> [Aim of the task]: Write out the whole listing exactly as it stands.

> [Materials provided]:
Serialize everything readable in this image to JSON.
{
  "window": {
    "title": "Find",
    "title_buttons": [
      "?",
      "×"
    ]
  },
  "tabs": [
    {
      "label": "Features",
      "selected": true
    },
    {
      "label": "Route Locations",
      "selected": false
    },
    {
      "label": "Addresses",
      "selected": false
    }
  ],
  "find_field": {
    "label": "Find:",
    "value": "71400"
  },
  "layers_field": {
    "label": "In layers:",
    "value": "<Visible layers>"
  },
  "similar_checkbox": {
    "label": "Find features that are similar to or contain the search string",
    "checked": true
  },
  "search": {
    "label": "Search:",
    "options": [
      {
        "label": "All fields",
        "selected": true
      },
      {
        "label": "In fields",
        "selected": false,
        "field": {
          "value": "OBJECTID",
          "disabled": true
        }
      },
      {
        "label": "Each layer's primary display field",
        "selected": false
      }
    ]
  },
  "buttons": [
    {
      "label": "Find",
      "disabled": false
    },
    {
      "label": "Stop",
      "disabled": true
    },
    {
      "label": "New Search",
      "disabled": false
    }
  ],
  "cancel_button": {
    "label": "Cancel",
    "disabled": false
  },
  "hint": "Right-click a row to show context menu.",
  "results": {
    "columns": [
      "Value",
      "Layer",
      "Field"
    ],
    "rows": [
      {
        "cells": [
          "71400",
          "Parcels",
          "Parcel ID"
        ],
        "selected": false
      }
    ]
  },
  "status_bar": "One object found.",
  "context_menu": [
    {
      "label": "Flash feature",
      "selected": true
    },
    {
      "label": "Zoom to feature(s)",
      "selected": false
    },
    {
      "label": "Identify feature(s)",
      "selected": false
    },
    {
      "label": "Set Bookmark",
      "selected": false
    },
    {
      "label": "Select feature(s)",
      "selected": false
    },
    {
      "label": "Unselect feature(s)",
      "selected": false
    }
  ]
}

> [Output for this exercise]:
Serialize everything readable in this image to JSON.
{
  "window": {
    "title": "Find",
    "title_buttons": [
      "?",
      "×"
    ]
  },
  "tabs": [
    {
      "label": "Features",
      "selected": true
    },
    {
      "label": "Route Locations",
      "selected": false
    },
    {
      "label": "Addresses",
      "selected": false
    }
  ],
  "find_field": {
    "label": "Find:",
    "value": "71400"
  },
  "layers_field": {
    "label": "In layers:",
    "value": "<Visible layers>"
  },
  "similar_checkbox": {
    "label": "Find features that are similar to or contain the search string",
    "checked": true
  },
  "search": {
    "label": "Search:",
    "options": [
      {
        "label": "All fields",
        "selected": true
      },
      {
        "label": "In fields",
        "selected": false,
        "field": {
          "value": "OBJECTID",
          "disabled": true
        }
      },
      {
        "label": "Each layer's primary display field",
        "selected": false
      }
    ]
  },
  "buttons": [
    {
      "label": "Find",
      "disabled": false
    },
    {
      "label": "Stop",
      "disabled": true
    },
    {
      "label": "New Search",
      "disabled": false
    }
  ],
  "cancel_button": {
    "label": "Cancel",
    "disabled": false
  },
  "hint": "Right-click a row to show context menu.",
  "results": {
    "columns": [
      "Value",
      "Layer",
      "Field"
    ],
    "rows": [
      {
        "cells": [
          "71400",
          "Parcels",
          "Parcel ID"
        ],
        "selected": false
      }
    ]
  },
  "status_bar": "One object found.",
  "context_menu": [
    {
      "label": "Flash feature",
      "selected": true
    },
    {
      "label": "Zoom to feature(s)",
      "selected": false
    },
    {
      "label": "Identify feature(s)",
      "selected": false
    },
    {
      "label": "Set Bookmark",
      "selected": false
    },
    {
      "label": "Select feature(s)",
      "selected": false
    },
    {
      "label": "Unselect feature(s)",
      "selected": false
    }
  ]
}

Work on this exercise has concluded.